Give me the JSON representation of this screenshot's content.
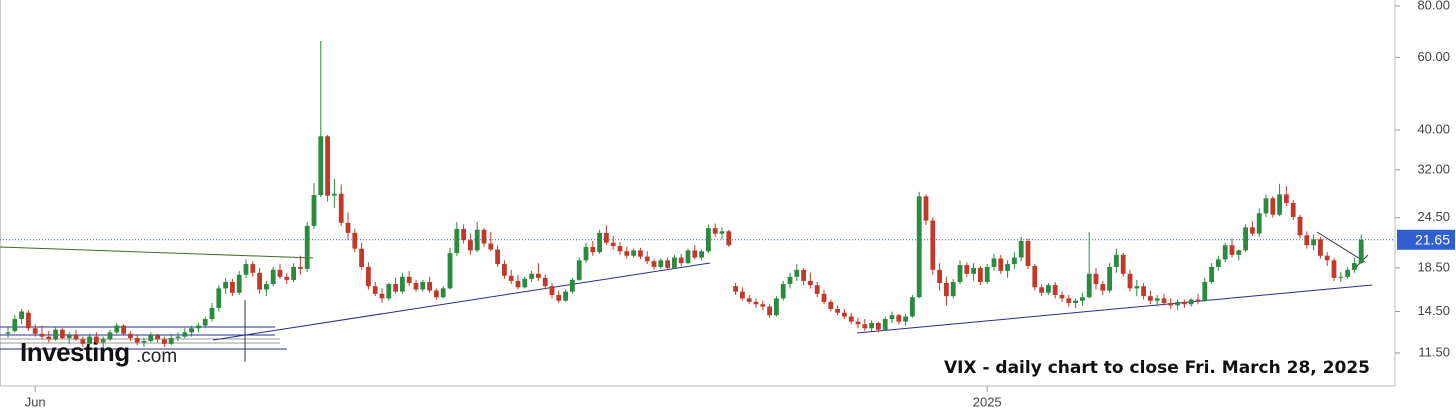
{
  "chart_data": {
    "type": "candlestick",
    "annotation": "VIX - daily chart to close Fri. March 28, 2025",
    "logo": {
      "brand": "Investing",
      "suffix": ".com"
    },
    "log_scale": true,
    "grid": false,
    "up_color": "#2a8a3e",
    "down_color": "#c0392b",
    "ylim": [
      9.56,
      82.7
    ],
    "yticks": [
      {
        "value": 11.5,
        "label": "11.50"
      },
      {
        "value": 14.5,
        "label": "14.50"
      },
      {
        "value": 18.5,
        "label": "18.50"
      },
      {
        "value": 24.5,
        "label": "24.50"
      },
      {
        "value": 32,
        "label": "32.00"
      },
      {
        "value": 40,
        "label": "40.00"
      },
      {
        "value": 60,
        "label": "60.00"
      },
      {
        "value": 80,
        "label": "80.00"
      }
    ],
    "price_line": {
      "value": 21.65,
      "label": "21.65",
      "color": "#2f5fd0"
    },
    "categories": [
      null,
      null,
      null,
      null,
      "Jun",
      null,
      null,
      null,
      null,
      null,
      null,
      null,
      null,
      null,
      null,
      null,
      null,
      null,
      null,
      null,
      null,
      null,
      null,
      null,
      null,
      null,
      null,
      null,
      null,
      null,
      null,
      null,
      null,
      null,
      null,
      null,
      null,
      null,
      null,
      null,
      null,
      null,
      null,
      null,
      null,
      null,
      null,
      null,
      null,
      null,
      null,
      null,
      null,
      null,
      null,
      null,
      null,
      null,
      null,
      null,
      null,
      null,
      null,
      null,
      null,
      null,
      null,
      null,
      null,
      null,
      null,
      null,
      null,
      null,
      null,
      null,
      null,
      null,
      null,
      null,
      null,
      null,
      null,
      null,
      null,
      null,
      null,
      null,
      null,
      null,
      null,
      null,
      null,
      null,
      null,
      null,
      null,
      null,
      null,
      null,
      null,
      null,
      null,
      null,
      null,
      null,
      null,
      null,
      null,
      null,
      null,
      null,
      null,
      null,
      null,
      null,
      null,
      null,
      null,
      null,
      null,
      null,
      null,
      null,
      null,
      null,
      null,
      null,
      null,
      null,
      null,
      null,
      null,
      null,
      null,
      null,
      null,
      null,
      null,
      null,
      null,
      null,
      null,
      null,
      "2025",
      null,
      null,
      null,
      null,
      null,
      null,
      null,
      null,
      null,
      null,
      null,
      null,
      null,
      null,
      null,
      null,
      null,
      null,
      null,
      null,
      null,
      null,
      null,
      null,
      null,
      null,
      null,
      null,
      null,
      null,
      null,
      null,
      null,
      null,
      null,
      null,
      null,
      null,
      null,
      null,
      null,
      null,
      null,
      null,
      null,
      null,
      null,
      null,
      null,
      null,
      null,
      null,
      null,
      null,
      null
    ],
    "candles": [
      [
        12.8,
        13.3,
        12.5,
        12.9
      ],
      [
        13.0,
        14.2,
        12.9,
        13.9
      ],
      [
        13.9,
        14.7,
        13.5,
        14.5
      ],
      [
        14.4,
        14.6,
        13.0,
        13.2
      ],
      [
        13.2,
        13.5,
        12.6,
        12.8
      ],
      [
        12.8,
        13.4,
        12.4,
        12.6
      ],
      [
        12.6,
        13.0,
        12.2,
        12.4
      ],
      [
        12.4,
        13.3,
        12.3,
        13.1
      ],
      [
        13.1,
        13.2,
        12.4,
        12.5
      ],
      [
        12.5,
        12.9,
        12.1,
        12.7
      ],
      [
        12.7,
        13.1,
        12.3,
        12.4
      ],
      [
        12.4,
        12.6,
        11.9,
        12.1
      ],
      [
        12.1,
        12.8,
        12.0,
        12.6
      ],
      [
        12.6,
        12.9,
        12.1,
        12.2
      ],
      [
        12.2,
        12.6,
        11.8,
        12.4
      ],
      [
        12.4,
        13.1,
        12.3,
        12.9
      ],
      [
        12.9,
        13.6,
        12.8,
        13.4
      ],
      [
        13.4,
        13.5,
        12.7,
        12.8
      ],
      [
        12.8,
        13.0,
        12.3,
        12.5
      ],
      [
        12.5,
        12.7,
        12.0,
        12.2
      ],
      [
        12.2,
        12.5,
        11.9,
        12.3
      ],
      [
        12.3,
        12.9,
        12.2,
        12.7
      ],
      [
        12.7,
        12.8,
        12.2,
        12.4
      ],
      [
        12.4,
        12.6,
        11.9,
        12.1
      ],
      [
        12.1,
        12.8,
        12.0,
        12.5
      ],
      [
        12.5,
        12.9,
        12.3,
        12.6
      ],
      [
        12.6,
        13.2,
        12.5,
        12.9
      ],
      [
        12.9,
        13.4,
        12.6,
        13.2
      ],
      [
        13.2,
        13.6,
        12.9,
        13.4
      ],
      [
        13.4,
        14.1,
        13.2,
        13.9
      ],
      [
        13.9,
        15.2,
        13.7,
        14.8
      ],
      [
        14.8,
        16.8,
        14.5,
        16.5
      ],
      [
        16.5,
        17.5,
        16.0,
        17.1
      ],
      [
        17.1,
        17.4,
        15.8,
        16.1
      ],
      [
        16.1,
        18.2,
        15.9,
        17.8
      ],
      [
        17.8,
        19.4,
        17.5,
        18.9
      ],
      [
        18.9,
        19.2,
        17.6,
        18.0
      ],
      [
        18.0,
        18.5,
        16.0,
        16.4
      ],
      [
        16.4,
        17.2,
        15.8,
        16.9
      ],
      [
        16.9,
        18.6,
        16.7,
        18.3
      ],
      [
        18.3,
        18.9,
        17.4,
        17.6
      ],
      [
        17.6,
        18.0,
        16.9,
        17.3
      ],
      [
        17.3,
        19.0,
        17.1,
        18.6
      ],
      [
        18.6,
        19.8,
        17.8,
        18.4
      ],
      [
        18.4,
        23.9,
        18.1,
        23.4
      ],
      [
        23.4,
        29.7,
        23.0,
        27.8
      ],
      [
        27.8,
        65.7,
        27.5,
        38.6
      ],
      [
        38.6,
        38.9,
        26.8,
        27.7
      ],
      [
        27.7,
        30.4,
        25.9,
        28.0
      ],
      [
        28.0,
        29.5,
        23.4,
        23.8
      ],
      [
        23.8,
        25.2,
        21.6,
        22.5
      ],
      [
        22.5,
        23.0,
        20.2,
        20.6
      ],
      [
        20.6,
        21.3,
        18.3,
        18.6
      ],
      [
        18.6,
        19.1,
        16.4,
        16.7
      ],
      [
        16.7,
        17.1,
        15.8,
        16.0
      ],
      [
        16.0,
        16.5,
        15.2,
        15.6
      ],
      [
        15.6,
        17.0,
        15.4,
        16.9
      ],
      [
        16.9,
        17.5,
        16.0,
        16.2
      ],
      [
        16.2,
        18.0,
        16.0,
        17.6
      ],
      [
        17.6,
        18.2,
        16.7,
        17.0
      ],
      [
        17.0,
        17.3,
        16.2,
        16.4
      ],
      [
        16.4,
        17.3,
        16.2,
        17.1
      ],
      [
        17.1,
        17.6,
        16.1,
        16.3
      ],
      [
        16.3,
        16.5,
        15.5,
        15.7
      ],
      [
        15.7,
        16.7,
        15.6,
        16.5
      ],
      [
        16.5,
        20.7,
        16.4,
        20.1
      ],
      [
        20.1,
        23.9,
        19.8,
        23.0
      ],
      [
        23.0,
        23.6,
        21.2,
        21.6
      ],
      [
        21.6,
        22.4,
        19.9,
        20.4
      ],
      [
        20.4,
        23.9,
        20.2,
        22.9
      ],
      [
        22.9,
        23.1,
        20.8,
        21.2
      ],
      [
        21.2,
        22.6,
        20.3,
        20.5
      ],
      [
        20.5,
        21.0,
        18.6,
        18.9
      ],
      [
        18.9,
        19.3,
        17.4,
        17.7
      ],
      [
        17.7,
        18.3,
        16.9,
        17.2
      ],
      [
        17.2,
        17.8,
        16.4,
        16.6
      ],
      [
        16.6,
        17.6,
        16.5,
        17.4
      ],
      [
        17.4,
        18.2,
        17.1,
        17.9
      ],
      [
        17.9,
        19.0,
        17.2,
        17.5
      ],
      [
        17.5,
        17.8,
        16.4,
        16.7
      ],
      [
        16.7,
        17.0,
        15.6,
        15.9
      ],
      [
        15.9,
        16.3,
        15.2,
        15.4
      ],
      [
        15.4,
        16.4,
        15.3,
        16.2
      ],
      [
        16.2,
        17.5,
        16.0,
        17.3
      ],
      [
        17.3,
        19.6,
        17.2,
        19.3
      ],
      [
        19.3,
        21.3,
        19.0,
        20.8
      ],
      [
        20.8,
        21.5,
        19.8,
        20.2
      ],
      [
        20.2,
        22.9,
        20.0,
        22.5
      ],
      [
        22.5,
        23.5,
        21.0,
        21.3
      ],
      [
        21.3,
        22.1,
        20.5,
        20.9
      ],
      [
        20.9,
        21.4,
        19.9,
        20.3
      ],
      [
        20.3,
        20.8,
        19.5,
        19.8
      ],
      [
        19.8,
        20.6,
        19.6,
        20.4
      ],
      [
        20.4,
        20.7,
        19.4,
        19.7
      ],
      [
        19.7,
        20.3,
        18.9,
        19.2
      ],
      [
        19.2,
        19.4,
        18.3,
        18.6
      ],
      [
        18.6,
        19.5,
        18.4,
        19.3
      ],
      [
        19.3,
        19.6,
        18.3,
        18.5
      ],
      [
        18.5,
        19.9,
        18.4,
        19.6
      ],
      [
        19.6,
        20.0,
        18.7,
        19.0
      ],
      [
        19.0,
        20.6,
        18.9,
        20.4
      ],
      [
        20.4,
        21.0,
        19.4,
        19.6
      ],
      [
        19.6,
        20.5,
        19.3,
        20.3
      ],
      [
        20.3,
        23.6,
        20.1,
        23.1
      ],
      [
        23.1,
        23.7,
        22.0,
        22.4
      ],
      [
        22.4,
        23.2,
        21.7,
        22.7
      ],
      [
        22.7,
        22.9,
        20.8,
        21.0
      ],
      [
        16.7,
        17.0,
        15.9,
        16.2
      ],
      [
        16.2,
        16.6,
        15.4,
        15.6
      ],
      [
        15.6,
        15.9,
        15.1,
        15.3
      ],
      [
        15.3,
        15.6,
        14.8,
        15.1
      ],
      [
        15.1,
        15.4,
        14.6,
        14.9
      ],
      [
        14.9,
        15.1,
        14.0,
        14.2
      ],
      [
        14.2,
        15.8,
        14.1,
        15.6
      ],
      [
        15.6,
        17.2,
        15.4,
        16.9
      ],
      [
        16.9,
        18.0,
        16.5,
        17.6
      ],
      [
        17.6,
        18.9,
        17.2,
        18.3
      ],
      [
        18.3,
        18.5,
        16.8,
        17.2
      ],
      [
        17.2,
        18.0,
        16.5,
        16.8
      ],
      [
        16.8,
        17.1,
        15.7,
        16.0
      ],
      [
        16.0,
        16.4,
        15.1,
        15.3
      ],
      [
        15.3,
        15.5,
        14.5,
        14.7
      ],
      [
        14.7,
        15.0,
        14.2,
        14.4
      ],
      [
        14.4,
        14.7,
        13.9,
        14.1
      ],
      [
        14.1,
        14.4,
        13.5,
        13.7
      ],
      [
        13.7,
        14.0,
        13.2,
        13.5
      ],
      [
        13.5,
        13.9,
        13.0,
        13.2
      ],
      [
        13.2,
        13.8,
        13.0,
        13.6
      ],
      [
        13.6,
        13.7,
        12.9,
        13.1
      ],
      [
        13.1,
        14.1,
        13.0,
        13.9
      ],
      [
        13.9,
        14.5,
        13.6,
        14.2
      ],
      [
        14.2,
        14.3,
        13.5,
        13.7
      ],
      [
        13.7,
        14.3,
        13.4,
        14.1
      ],
      [
        14.1,
        15.9,
        14.0,
        15.7
      ],
      [
        15.7,
        28.3,
        15.6,
        27.6
      ],
      [
        27.6,
        27.9,
        23.5,
        24.1
      ],
      [
        24.1,
        24.6,
        17.8,
        18.3
      ],
      [
        18.3,
        19.0,
        16.3,
        17.0
      ],
      [
        17.0,
        17.6,
        15.0,
        15.8
      ],
      [
        15.8,
        17.4,
        15.6,
        17.1
      ],
      [
        17.1,
        19.3,
        16.9,
        18.8
      ],
      [
        18.8,
        19.1,
        17.6,
        17.9
      ],
      [
        17.9,
        19.0,
        17.2,
        18.5
      ],
      [
        18.5,
        18.7,
        16.8,
        17.1
      ],
      [
        17.1,
        18.9,
        16.9,
        18.6
      ],
      [
        18.6,
        20.0,
        18.2,
        19.5
      ],
      [
        19.5,
        19.9,
        17.9,
        18.2
      ],
      [
        18.2,
        19.3,
        17.5,
        18.9
      ],
      [
        18.9,
        20.2,
        18.4,
        19.6
      ],
      [
        19.6,
        22.0,
        19.2,
        21.5
      ],
      [
        21.5,
        21.8,
        18.4,
        18.7
      ],
      [
        18.7,
        18.9,
        16.3,
        16.6
      ],
      [
        16.6,
        16.9,
        15.8,
        16.1
      ],
      [
        16.1,
        17.0,
        15.9,
        16.8
      ],
      [
        16.8,
        17.1,
        15.6,
        15.9
      ],
      [
        15.9,
        16.2,
        15.3,
        15.6
      ],
      [
        15.6,
        15.9,
        14.9,
        15.2
      ],
      [
        15.2,
        15.6,
        14.8,
        15.4
      ],
      [
        15.4,
        16.1,
        15.0,
        15.7
      ],
      [
        15.7,
        22.6,
        15.6,
        17.9
      ],
      [
        17.9,
        18.5,
        16.4,
        16.9
      ],
      [
        16.9,
        17.2,
        15.9,
        16.3
      ],
      [
        16.3,
        19.0,
        16.1,
        18.6
      ],
      [
        18.6,
        20.6,
        18.0,
        19.9
      ],
      [
        19.9,
        20.1,
        17.6,
        17.9
      ],
      [
        17.9,
        18.3,
        16.2,
        16.5
      ],
      [
        16.5,
        17.3,
        15.8,
        16.7
      ],
      [
        16.7,
        17.0,
        15.5,
        15.8
      ],
      [
        15.8,
        16.3,
        15.1,
        15.4
      ],
      [
        15.4,
        15.9,
        14.9,
        15.6
      ],
      [
        15.6,
        16.0,
        15.0,
        15.2
      ],
      [
        15.2,
        15.6,
        14.7,
        15.0
      ],
      [
        15.0,
        15.5,
        14.6,
        15.3
      ],
      [
        15.3,
        15.5,
        14.8,
        15.1
      ],
      [
        15.1,
        15.6,
        14.9,
        15.5
      ],
      [
        15.5,
        16.0,
        15.1,
        15.4
      ],
      [
        15.4,
        17.5,
        15.3,
        17.1
      ],
      [
        17.1,
        19.0,
        16.9,
        18.6
      ],
      [
        18.6,
        19.8,
        18.2,
        19.4
      ],
      [
        19.4,
        21.3,
        19.1,
        21.0
      ],
      [
        21.0,
        21.8,
        19.6,
        19.9
      ],
      [
        19.9,
        20.5,
        19.3,
        20.4
      ],
      [
        20.4,
        23.6,
        20.2,
        23.2
      ],
      [
        23.2,
        24.0,
        22.1,
        22.4
      ],
      [
        22.4,
        25.8,
        22.0,
        25.1
      ],
      [
        25.1,
        27.9,
        24.6,
        27.3
      ],
      [
        27.3,
        27.6,
        24.5,
        24.9
      ],
      [
        24.9,
        29.6,
        24.7,
        27.9
      ],
      [
        27.9,
        29.2,
        26.1,
        26.6
      ],
      [
        26.6,
        27.0,
        24.2,
        24.6
      ],
      [
        24.6,
        24.9,
        21.8,
        22.2
      ],
      [
        22.2,
        22.7,
        20.6,
        21.0
      ],
      [
        21.0,
        22.3,
        20.4,
        21.7
      ],
      [
        21.7,
        22.0,
        19.5,
        19.8
      ],
      [
        19.8,
        20.2,
        18.7,
        19.3
      ],
      [
        19.3,
        19.5,
        17.2,
        17.5
      ],
      [
        17.5,
        18.1,
        17.1,
        17.6
      ],
      [
        17.6,
        18.6,
        17.4,
        18.3
      ],
      [
        18.3,
        19.6,
        18.0,
        19.0
      ],
      [
        19.0,
        22.3,
        18.9,
        21.65
      ]
    ]
  }
}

————

> _Task to complete_: Scan the lines for the string "label". Pick out every line that has it.

> _Full response_:
        "label": "11.50"
        "label": "14.50"
        "label": "18.50"
        "label": "24.50"
        "label": "32.00"
        "label": "40.00"
        "label": "60.00"
        "label": "80.00"
      "label": "21.65",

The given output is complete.